* [SOURCE EXCERPT]
-- Start --
Afghanistan could become failed state: UK’s top soldier
  • Gen. Nick Carter: Govt forces need to secure military stalemate with Taliban so as to enable talks
  • There is a ‘real risk’ that the West is ‘giving far too much legitimacy to the Taliban’

LONDON: Afghanistan risks becoming a failed state unless government forces can prevent the Taliban’s advance, Britain’s most senior soldier warned on Wednesday.

Gen. Nick Carter, the chief of defense staff, said Afghan forces have to secure a military stalemate in order to start talks between the government and the Taliban. 

He also warned the international community against giving credence to the Taliban and its leader Mullah Abdul Ghani Baradar, saying there is a risk of giving the group “legitimacy” that it does not deserve.

Carter said the country becoming a failed state “is one of the scenarios that could occur, but we have to get behind the current Afghan government and support them in what they’re trying to do.
-- End --
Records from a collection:
-- Start --
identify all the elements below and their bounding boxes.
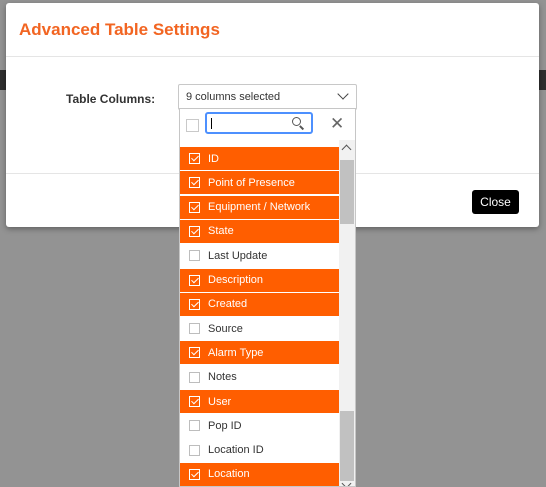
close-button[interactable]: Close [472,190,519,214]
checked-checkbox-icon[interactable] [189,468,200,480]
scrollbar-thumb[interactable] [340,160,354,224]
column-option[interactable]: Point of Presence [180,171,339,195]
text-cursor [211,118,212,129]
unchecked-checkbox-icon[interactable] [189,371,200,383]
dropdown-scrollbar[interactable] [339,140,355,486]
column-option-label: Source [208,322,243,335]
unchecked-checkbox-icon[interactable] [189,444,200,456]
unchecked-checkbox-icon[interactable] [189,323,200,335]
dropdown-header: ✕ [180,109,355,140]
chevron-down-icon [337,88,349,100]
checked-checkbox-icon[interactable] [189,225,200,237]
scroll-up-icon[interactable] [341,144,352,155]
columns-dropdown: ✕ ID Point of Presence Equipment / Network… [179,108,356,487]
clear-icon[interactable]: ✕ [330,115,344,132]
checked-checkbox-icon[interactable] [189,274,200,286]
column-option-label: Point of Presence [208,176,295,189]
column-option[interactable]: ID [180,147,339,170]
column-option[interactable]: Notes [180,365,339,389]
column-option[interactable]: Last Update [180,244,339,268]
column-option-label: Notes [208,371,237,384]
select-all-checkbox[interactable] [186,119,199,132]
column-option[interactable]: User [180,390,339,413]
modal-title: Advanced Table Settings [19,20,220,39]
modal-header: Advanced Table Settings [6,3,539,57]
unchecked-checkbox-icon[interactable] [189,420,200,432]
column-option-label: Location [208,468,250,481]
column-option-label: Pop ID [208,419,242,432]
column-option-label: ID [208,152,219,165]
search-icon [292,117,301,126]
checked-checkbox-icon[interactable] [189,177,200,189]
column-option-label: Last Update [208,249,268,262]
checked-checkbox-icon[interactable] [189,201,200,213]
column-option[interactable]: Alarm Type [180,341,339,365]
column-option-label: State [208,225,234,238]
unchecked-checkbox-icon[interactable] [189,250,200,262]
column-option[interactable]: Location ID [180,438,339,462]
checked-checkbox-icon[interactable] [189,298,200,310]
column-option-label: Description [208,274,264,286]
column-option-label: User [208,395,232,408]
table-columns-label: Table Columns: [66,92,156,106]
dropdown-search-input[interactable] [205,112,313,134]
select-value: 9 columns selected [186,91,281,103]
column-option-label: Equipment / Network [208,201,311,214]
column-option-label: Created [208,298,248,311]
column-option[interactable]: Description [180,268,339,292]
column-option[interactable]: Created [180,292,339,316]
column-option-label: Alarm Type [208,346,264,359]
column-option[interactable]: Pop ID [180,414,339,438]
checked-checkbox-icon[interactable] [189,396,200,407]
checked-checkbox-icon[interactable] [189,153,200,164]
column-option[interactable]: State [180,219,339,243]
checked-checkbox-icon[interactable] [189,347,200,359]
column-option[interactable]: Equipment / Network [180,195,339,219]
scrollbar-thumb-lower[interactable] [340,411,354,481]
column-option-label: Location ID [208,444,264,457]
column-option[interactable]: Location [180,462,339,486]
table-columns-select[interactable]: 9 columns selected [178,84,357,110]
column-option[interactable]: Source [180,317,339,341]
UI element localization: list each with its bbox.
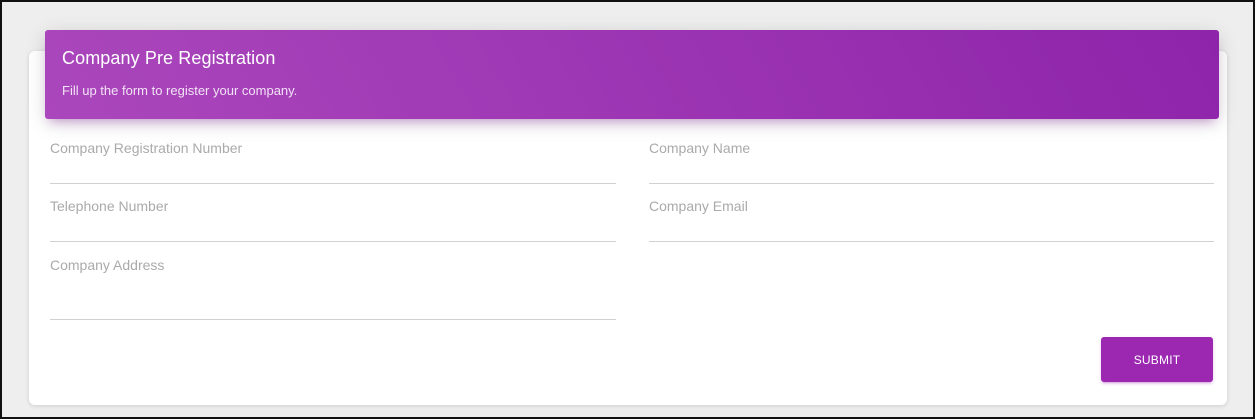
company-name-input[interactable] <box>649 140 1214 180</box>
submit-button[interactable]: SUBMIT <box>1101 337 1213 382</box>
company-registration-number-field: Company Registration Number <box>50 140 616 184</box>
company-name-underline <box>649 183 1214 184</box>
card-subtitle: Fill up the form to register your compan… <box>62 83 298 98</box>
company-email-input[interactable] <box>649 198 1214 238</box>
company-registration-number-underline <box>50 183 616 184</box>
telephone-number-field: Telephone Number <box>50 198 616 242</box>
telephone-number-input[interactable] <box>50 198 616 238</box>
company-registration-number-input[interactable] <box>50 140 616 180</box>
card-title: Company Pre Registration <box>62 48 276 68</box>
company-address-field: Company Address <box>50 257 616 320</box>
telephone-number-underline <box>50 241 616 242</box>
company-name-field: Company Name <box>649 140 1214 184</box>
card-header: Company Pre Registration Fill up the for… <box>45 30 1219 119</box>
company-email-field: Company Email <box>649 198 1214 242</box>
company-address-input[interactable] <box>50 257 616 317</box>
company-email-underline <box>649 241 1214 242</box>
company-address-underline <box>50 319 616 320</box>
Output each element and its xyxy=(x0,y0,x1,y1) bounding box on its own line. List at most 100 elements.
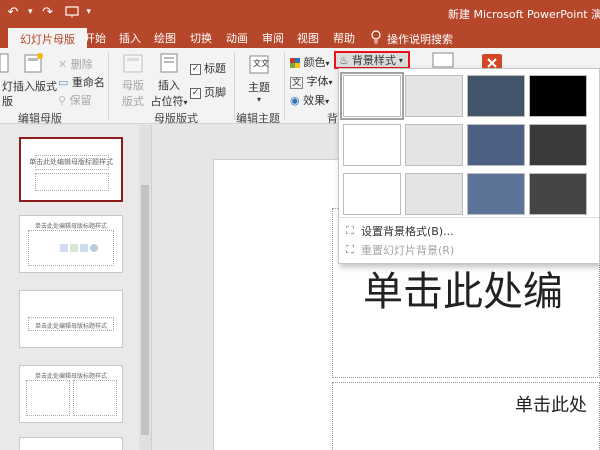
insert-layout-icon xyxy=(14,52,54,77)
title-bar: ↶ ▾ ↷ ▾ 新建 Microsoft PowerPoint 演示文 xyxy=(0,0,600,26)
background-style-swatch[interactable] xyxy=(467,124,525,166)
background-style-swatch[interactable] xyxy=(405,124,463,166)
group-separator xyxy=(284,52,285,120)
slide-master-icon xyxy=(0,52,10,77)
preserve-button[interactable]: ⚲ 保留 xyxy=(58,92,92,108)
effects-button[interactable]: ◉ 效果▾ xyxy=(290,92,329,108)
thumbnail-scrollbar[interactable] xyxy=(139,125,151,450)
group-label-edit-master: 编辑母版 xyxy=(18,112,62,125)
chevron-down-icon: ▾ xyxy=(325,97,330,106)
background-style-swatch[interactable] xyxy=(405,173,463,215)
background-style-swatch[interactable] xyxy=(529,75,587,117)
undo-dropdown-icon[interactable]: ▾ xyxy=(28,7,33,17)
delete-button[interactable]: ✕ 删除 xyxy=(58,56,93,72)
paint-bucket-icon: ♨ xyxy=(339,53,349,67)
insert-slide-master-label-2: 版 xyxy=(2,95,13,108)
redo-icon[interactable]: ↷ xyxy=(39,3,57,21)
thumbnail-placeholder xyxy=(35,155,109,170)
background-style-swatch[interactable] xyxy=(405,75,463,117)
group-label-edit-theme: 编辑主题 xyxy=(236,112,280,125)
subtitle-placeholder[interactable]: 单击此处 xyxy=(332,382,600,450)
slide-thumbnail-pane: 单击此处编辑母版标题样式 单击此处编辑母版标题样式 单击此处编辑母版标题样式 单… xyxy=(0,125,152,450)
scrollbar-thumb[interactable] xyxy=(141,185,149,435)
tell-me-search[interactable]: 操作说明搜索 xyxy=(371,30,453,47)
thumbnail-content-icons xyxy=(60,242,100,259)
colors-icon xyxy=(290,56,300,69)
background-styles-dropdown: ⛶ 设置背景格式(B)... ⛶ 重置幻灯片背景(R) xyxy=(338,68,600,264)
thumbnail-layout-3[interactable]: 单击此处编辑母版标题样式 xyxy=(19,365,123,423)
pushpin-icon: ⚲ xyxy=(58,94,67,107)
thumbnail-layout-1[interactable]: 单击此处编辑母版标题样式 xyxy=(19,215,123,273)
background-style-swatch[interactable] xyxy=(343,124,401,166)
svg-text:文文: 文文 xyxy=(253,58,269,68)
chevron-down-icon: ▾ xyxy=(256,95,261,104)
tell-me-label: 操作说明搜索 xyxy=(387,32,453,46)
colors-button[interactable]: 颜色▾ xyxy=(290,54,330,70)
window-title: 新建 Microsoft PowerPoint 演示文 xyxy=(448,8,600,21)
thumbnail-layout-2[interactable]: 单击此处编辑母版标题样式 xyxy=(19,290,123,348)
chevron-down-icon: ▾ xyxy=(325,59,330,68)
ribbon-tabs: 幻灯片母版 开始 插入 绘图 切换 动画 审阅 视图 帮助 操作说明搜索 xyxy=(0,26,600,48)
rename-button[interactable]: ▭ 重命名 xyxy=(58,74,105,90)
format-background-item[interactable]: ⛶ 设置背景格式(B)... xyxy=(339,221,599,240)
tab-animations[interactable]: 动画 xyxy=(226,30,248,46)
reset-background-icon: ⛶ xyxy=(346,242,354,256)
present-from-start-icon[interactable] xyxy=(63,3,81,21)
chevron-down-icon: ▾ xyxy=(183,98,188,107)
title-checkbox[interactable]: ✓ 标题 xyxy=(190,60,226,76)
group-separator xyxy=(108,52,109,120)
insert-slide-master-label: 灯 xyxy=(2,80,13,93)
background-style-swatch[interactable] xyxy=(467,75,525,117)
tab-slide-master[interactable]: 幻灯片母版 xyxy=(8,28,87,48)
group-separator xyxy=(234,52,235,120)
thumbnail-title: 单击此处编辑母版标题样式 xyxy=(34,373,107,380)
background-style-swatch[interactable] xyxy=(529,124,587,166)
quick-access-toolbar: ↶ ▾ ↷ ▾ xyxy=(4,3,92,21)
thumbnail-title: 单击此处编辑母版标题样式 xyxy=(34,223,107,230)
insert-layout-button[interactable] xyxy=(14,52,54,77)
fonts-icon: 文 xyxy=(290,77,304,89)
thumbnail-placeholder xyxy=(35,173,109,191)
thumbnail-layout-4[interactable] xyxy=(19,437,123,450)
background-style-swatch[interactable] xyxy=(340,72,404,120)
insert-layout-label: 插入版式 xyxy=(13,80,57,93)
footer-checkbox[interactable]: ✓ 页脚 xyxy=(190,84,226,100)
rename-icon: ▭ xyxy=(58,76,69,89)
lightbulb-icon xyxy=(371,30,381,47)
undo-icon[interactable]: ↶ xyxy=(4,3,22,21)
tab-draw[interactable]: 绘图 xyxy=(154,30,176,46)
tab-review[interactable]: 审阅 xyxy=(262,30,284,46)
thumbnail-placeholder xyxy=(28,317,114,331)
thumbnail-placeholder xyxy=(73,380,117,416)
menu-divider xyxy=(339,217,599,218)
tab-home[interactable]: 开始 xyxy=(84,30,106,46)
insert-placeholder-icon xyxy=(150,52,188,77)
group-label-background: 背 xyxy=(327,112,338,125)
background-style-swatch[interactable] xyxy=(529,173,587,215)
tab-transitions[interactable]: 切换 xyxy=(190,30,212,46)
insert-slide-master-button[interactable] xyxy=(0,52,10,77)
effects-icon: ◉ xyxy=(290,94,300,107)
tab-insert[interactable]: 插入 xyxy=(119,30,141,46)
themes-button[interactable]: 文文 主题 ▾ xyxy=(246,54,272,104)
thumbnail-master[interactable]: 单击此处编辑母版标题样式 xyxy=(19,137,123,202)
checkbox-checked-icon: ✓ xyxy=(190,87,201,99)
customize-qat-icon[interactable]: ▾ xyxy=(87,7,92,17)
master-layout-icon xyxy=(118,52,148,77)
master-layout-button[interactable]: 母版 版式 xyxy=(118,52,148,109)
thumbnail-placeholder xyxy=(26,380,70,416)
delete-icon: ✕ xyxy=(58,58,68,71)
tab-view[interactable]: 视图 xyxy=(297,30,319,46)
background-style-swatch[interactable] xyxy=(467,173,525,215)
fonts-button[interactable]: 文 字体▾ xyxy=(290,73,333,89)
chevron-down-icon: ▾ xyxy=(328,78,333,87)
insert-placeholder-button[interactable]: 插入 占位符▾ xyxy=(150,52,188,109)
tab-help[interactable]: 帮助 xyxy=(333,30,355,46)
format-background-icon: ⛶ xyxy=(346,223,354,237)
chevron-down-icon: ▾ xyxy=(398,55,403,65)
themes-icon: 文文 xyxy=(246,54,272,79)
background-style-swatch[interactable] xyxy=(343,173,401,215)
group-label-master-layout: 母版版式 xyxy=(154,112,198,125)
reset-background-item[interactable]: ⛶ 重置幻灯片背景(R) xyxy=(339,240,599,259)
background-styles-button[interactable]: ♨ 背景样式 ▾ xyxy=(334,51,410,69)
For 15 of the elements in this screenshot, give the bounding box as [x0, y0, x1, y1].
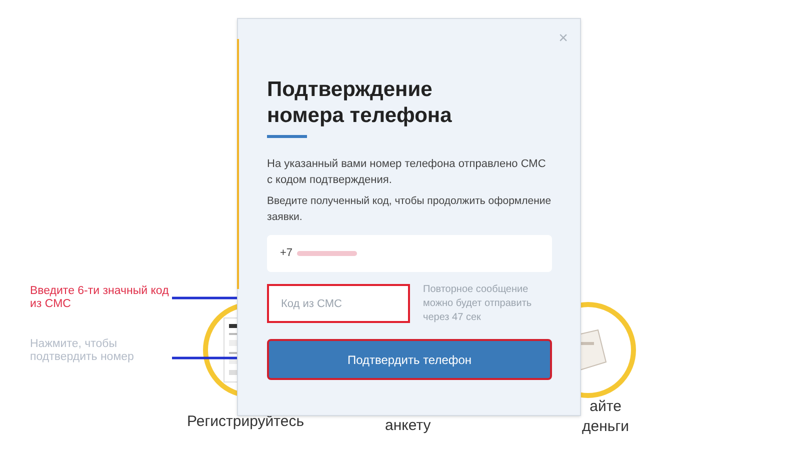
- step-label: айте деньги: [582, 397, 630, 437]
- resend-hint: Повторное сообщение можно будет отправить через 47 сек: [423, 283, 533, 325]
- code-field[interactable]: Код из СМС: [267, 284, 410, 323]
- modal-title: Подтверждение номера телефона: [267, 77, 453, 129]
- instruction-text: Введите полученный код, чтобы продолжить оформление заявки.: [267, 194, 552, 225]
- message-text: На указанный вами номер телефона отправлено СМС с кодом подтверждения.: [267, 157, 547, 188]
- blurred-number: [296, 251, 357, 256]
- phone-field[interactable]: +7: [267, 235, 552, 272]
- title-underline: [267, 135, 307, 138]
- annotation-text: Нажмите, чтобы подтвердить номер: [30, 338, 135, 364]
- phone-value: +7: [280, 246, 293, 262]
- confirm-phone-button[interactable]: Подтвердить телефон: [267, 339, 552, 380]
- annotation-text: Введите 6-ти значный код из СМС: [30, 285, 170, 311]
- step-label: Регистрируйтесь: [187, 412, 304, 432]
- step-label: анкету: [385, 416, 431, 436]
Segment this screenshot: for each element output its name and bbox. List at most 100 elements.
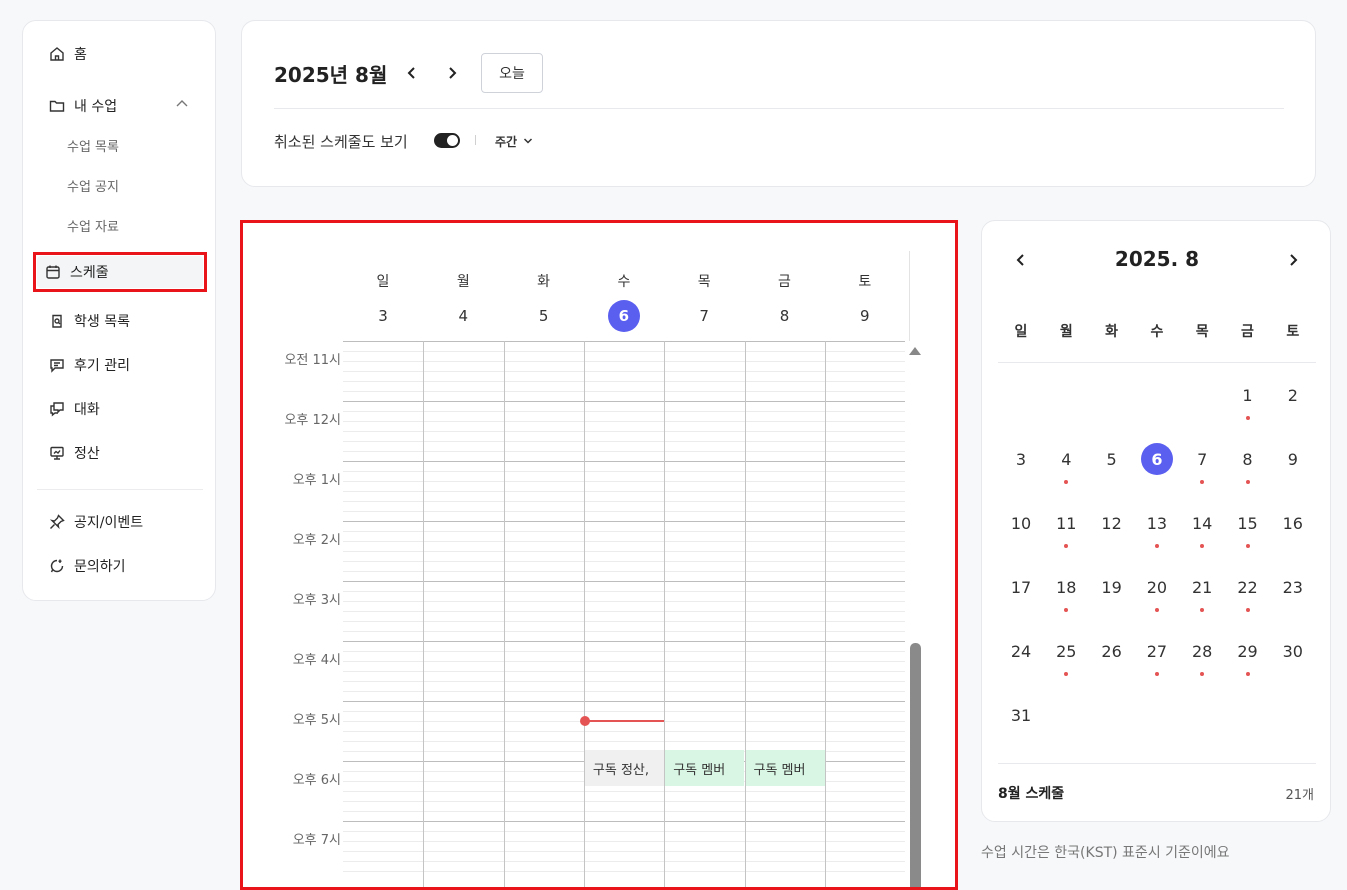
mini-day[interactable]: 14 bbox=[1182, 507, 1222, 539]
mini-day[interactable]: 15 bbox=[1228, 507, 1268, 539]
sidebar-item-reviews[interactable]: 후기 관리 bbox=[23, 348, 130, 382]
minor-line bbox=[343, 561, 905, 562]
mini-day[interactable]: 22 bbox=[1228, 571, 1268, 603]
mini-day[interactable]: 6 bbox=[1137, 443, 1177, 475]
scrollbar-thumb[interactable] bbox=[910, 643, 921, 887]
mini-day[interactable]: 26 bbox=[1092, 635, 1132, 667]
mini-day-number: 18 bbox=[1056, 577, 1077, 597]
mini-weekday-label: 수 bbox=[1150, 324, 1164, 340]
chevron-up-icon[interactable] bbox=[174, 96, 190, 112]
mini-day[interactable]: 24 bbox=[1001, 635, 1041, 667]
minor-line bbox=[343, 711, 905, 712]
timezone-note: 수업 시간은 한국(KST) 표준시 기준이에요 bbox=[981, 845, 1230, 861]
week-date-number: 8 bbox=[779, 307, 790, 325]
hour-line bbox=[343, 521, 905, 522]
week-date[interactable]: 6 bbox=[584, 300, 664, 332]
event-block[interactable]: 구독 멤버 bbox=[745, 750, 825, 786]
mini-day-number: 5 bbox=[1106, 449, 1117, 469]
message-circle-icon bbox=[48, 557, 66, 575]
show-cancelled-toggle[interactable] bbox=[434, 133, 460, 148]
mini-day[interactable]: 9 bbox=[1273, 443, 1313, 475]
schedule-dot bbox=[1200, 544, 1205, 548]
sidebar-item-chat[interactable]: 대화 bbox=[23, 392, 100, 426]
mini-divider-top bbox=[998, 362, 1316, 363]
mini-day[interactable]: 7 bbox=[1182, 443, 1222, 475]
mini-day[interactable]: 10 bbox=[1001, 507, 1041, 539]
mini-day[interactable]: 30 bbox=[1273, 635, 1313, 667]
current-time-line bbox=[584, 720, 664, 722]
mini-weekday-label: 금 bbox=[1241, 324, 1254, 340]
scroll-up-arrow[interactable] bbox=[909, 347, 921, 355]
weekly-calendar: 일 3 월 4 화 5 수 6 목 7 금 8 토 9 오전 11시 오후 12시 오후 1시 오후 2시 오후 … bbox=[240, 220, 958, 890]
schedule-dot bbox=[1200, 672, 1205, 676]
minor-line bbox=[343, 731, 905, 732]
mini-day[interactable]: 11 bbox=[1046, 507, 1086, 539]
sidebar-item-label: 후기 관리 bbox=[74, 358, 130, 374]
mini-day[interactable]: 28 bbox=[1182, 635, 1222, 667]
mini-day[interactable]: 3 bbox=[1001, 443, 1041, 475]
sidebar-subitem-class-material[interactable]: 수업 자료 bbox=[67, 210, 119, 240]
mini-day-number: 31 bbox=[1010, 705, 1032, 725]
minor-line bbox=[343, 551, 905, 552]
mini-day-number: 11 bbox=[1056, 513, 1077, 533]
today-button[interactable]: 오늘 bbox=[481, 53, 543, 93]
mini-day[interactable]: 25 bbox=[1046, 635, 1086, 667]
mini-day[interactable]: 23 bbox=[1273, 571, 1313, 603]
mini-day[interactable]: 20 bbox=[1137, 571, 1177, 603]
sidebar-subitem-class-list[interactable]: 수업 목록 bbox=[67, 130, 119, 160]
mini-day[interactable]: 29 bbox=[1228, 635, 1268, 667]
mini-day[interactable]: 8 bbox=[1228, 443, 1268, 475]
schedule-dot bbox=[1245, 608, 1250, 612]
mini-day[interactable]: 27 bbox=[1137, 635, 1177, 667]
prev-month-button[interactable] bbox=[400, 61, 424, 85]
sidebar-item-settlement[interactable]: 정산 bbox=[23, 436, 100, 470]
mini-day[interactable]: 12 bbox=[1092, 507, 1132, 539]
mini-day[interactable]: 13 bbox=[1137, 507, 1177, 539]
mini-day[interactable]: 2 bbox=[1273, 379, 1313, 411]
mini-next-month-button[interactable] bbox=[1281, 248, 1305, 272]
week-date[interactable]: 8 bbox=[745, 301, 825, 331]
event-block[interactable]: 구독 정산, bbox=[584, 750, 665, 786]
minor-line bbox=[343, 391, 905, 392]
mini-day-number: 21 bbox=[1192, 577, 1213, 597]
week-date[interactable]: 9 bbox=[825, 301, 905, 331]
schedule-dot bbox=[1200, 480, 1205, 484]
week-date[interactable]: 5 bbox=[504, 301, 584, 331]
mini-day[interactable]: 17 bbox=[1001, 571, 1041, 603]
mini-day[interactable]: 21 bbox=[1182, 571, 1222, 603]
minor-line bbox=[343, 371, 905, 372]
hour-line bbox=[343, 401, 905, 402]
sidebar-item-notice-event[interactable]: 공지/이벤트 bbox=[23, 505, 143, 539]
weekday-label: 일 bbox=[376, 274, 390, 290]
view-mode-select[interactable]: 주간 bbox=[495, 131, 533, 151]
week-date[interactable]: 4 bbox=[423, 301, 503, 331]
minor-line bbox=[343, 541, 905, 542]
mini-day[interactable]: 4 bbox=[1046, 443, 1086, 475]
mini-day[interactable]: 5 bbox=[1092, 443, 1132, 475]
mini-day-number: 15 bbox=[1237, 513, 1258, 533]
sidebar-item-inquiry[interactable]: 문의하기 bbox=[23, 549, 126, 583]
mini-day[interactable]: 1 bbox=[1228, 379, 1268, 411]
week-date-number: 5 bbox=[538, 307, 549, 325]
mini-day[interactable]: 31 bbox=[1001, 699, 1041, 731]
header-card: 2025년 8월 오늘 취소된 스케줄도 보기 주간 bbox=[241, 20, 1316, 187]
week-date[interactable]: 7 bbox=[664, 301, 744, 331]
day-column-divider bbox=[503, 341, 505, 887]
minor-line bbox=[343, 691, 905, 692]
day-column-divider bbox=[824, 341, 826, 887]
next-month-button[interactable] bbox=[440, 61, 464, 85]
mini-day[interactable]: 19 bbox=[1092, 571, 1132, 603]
-- End --
* [JOB] Pick up the article on Afghanistan's risk of becoming a failed state and continue it from its final sentence.

* [RESPONSE TO THIS EXERCISE]
“And if they can achieve a military stalemate, then there will have to be a political compromise. Even the Taliban at the level of Baradar recognize that they can’t … conquer Afghanistan.

“There has to be a conversation. And the important thing is to achieve the military stalemate that can then bring on that conversation.”

Carter told the BBC that there is a “real risk” that the West is “giving far too much legitimacy to the Taliban movement.”

He added: “There’s a huge disparity between what Mullah Baradar is saying publicly and … what’s actually happening on the ground. 

“And the international community has got to do much more about calling out the way that the people on the ground are trashing government buildings, they’re threatening the population, there are reports of people being forced into marriages.”

Carter said he has seen “grisly videos of war crimes,” and the international community “mustn’t let them get away with this — we’ve got to call them out.”

His comments come as Tobias Ellwood, a Conservative MP and chair of the House of Commons Defence Select Committee, called for the West to “rethink its strategy.”

Ellwood, himself a former British Army officer, tweeted on Wednesday that there is “still time to prevent civil war” by sending “a 5,000-strong coalition force — enough to give legitimacy to the Afghan government & support to Afghan forces to contain and deter the Taliban.” He added: “Otherwise we face a failed state.”